» **TASK DATA**

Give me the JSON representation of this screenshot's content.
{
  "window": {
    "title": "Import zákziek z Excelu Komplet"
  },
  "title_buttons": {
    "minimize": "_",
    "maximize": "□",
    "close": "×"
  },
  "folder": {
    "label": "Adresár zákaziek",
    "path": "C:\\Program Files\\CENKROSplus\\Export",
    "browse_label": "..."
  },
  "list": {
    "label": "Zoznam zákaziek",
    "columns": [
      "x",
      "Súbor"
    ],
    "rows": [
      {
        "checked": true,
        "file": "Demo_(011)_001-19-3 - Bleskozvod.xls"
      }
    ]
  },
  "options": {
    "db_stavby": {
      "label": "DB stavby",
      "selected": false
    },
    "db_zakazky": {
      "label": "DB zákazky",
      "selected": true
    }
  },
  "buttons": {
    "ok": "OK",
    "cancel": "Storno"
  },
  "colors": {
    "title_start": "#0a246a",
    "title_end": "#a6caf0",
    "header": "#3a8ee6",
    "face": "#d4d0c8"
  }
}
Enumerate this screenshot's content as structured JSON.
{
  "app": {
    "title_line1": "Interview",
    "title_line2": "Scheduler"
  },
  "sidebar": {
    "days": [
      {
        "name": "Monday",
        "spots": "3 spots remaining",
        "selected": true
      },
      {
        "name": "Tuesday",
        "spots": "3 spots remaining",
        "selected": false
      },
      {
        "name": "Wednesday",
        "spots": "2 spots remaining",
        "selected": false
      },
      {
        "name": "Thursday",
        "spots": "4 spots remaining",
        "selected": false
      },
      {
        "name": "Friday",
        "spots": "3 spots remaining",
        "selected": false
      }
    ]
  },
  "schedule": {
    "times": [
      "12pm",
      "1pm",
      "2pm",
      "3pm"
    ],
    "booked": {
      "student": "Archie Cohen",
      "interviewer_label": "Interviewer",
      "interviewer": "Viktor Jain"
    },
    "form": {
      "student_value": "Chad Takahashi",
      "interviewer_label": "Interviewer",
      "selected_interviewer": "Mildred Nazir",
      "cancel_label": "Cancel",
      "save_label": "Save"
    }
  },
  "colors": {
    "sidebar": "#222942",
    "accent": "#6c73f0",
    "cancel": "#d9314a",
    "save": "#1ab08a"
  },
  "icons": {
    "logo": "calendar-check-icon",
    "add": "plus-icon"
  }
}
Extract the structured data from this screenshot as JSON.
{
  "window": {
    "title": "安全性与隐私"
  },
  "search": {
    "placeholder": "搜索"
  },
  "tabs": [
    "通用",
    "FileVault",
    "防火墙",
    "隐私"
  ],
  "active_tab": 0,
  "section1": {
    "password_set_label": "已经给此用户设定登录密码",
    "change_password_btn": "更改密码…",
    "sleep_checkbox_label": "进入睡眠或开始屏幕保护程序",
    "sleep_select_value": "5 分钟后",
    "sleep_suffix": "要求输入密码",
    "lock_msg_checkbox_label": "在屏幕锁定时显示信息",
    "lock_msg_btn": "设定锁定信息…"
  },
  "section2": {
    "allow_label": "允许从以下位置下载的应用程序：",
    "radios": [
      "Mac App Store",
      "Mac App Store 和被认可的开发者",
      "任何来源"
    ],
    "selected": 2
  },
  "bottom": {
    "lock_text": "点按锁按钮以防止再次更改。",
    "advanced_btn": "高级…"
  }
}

» **THE EXERCISE**
Return each line of the data exactly as written above.

» **OUTPUT BELOW**
Give me the JSON representation of this screenshot's content.
{
  "window": {
    "title": "Import zákziek z Excelu Komplet"
  },
  "title_buttons": {
    "minimize": "_",
    "maximize": "□",
    "close": "×"
  },
  "folder": {
    "label": "Adresár zákaziek",
    "path": "C:\\Program Files\\CENKROSplus\\Export",
    "browse_label": "..."
  },
  "list": {
    "label": "Zoznam zákaziek",
    "columns": [
      "x",
      "Súbor"
    ],
    "rows": [
      {
        "checked": true,
        "file": "Demo_(011)_001-19-3 - Bleskozvod.xls"
      }
    ]
  },
  "options": {
    "db_stavby": {
      "label": "DB stavby",
      "selected": false
    },
    "db_zakazky": {
      "label": "DB zákazky",
      "selected": true
    }
  },
  "buttons": {
    "ok": "OK",
    "cancel": "Storno"
  },
  "colors": {
    "title_start": "#0a246a",
    "title_end": "#a6caf0",
    "header": "#3a8ee6",
    "face": "#d4d0c8"
  }
}
Enumerate this screenshot's content as structured JSON.
{
  "app": {
    "title_line1": "Interview",
    "title_line2": "Scheduler"
  },
  "sidebar": {
    "days": [
      {
        "name": "Monday",
        "spots": "3 spots remaining",
        "selected": true
      },
      {
        "name": "Tuesday",
        "spots": "3 spots remaining",
        "selected": false
      },
      {
        "name": "Wednesday",
        "spots": "2 spots remaining",
        "selected": false
      },
      {
        "name": "Thursday",
        "spots": "4 spots remaining",
        "selected": false
      },
      {
        "name": "Friday",
        "spots": "3 spots remaining",
        "selected": false
      }
    ]
  },
  "schedule": {
    "times": [
      "12pm",
      "1pm",
      "2pm",
      "3pm"
    ],
    "booked": {
      "student": "Archie Cohen",
      "interviewer_label": "Interviewer",
      "interviewer": "Viktor Jain"
    },
    "form": {
      "student_value": "Chad Takahashi",
      "interviewer_label": "Interviewer",
      "selected_interviewer": "Mildred Nazir",
      "cancel_label": "Cancel",
      "save_label": "Save"
    }
  },
  "colors": {
    "sidebar": "#222942",
    "accent": "#6c73f0",
    "cancel": "#d9314a",
    "save": "#1ab08a"
  },
  "icons": {
    "logo": "calendar-check-icon",
    "add": "plus-icon"
  }
}
Extract the structured data from this screenshot as JSON.
{
  "window": {
    "title": "安全性与隐私"
  },
  "search": {
    "placeholder": "搜索"
  },
  "tabs": [
    "通用",
    "FileVault",
    "防火墙",
    "隐私"
  ],
  "active_tab": 0,
  "section1": {
    "password_set_label": "已经给此用户设定登录密码",
    "change_password_btn": "更改密码…",
    "sleep_checkbox_label": "进入睡眠或开始屏幕保护程序",
    "sleep_select_value": "5 分钟后",
    "sleep_suffix": "要求输入密码",
    "lock_msg_checkbox_label": "在屏幕锁定时显示信息",
    "lock_msg_btn": "设定锁定信息…"
  },
  "section2": {
    "allow_label": "允许从以下位置下载的应用程序：",
    "radios": [
      "Mac App Store",
      "Mac App Store 和被认可的开发者",
      "任何来源"
    ],
    "selected": 2
  },
  "bottom": {
    "lock_text": "点按锁按钮以防止再次更改。",
    "advanced_btn": "高级…"
  }
}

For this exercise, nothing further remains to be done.